* TASK REQUIREMENTS
Of all the lines in these entries, how many contain the string "essere"? Give only that count.

* EXTRACTED DATA
/---
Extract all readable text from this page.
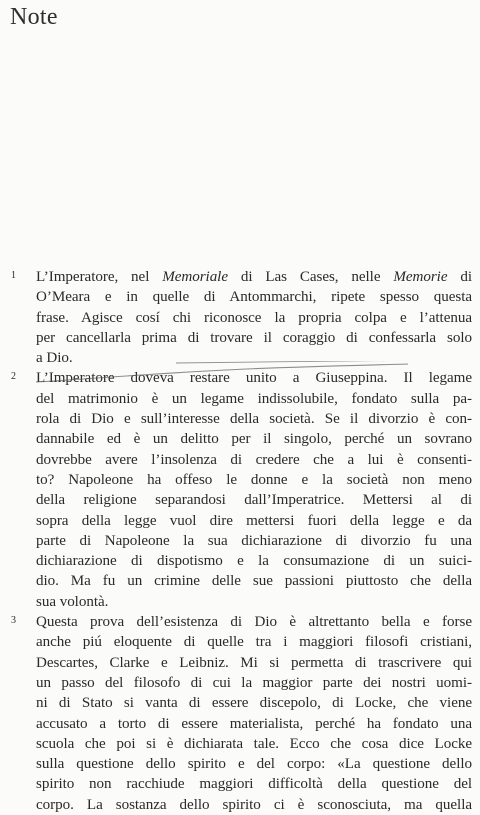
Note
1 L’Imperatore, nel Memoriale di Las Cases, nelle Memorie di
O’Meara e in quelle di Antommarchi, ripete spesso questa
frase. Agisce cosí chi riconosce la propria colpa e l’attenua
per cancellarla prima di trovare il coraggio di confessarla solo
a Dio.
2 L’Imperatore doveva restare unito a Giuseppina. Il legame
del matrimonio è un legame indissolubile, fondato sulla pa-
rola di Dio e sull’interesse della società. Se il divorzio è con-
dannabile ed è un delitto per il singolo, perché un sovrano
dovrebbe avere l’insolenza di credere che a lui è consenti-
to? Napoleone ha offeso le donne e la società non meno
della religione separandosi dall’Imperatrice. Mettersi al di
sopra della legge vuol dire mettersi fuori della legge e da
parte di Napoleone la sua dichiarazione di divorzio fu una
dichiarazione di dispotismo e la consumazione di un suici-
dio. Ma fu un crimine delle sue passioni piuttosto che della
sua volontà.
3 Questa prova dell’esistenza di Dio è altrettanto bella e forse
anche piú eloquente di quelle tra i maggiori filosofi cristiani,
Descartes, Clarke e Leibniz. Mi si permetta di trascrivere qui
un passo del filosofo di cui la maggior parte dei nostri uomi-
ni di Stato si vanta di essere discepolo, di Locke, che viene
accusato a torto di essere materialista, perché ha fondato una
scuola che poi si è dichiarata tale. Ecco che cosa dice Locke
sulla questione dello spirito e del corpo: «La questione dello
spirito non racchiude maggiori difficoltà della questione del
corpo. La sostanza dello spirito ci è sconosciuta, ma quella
\---
* OUTPUT BELOW
2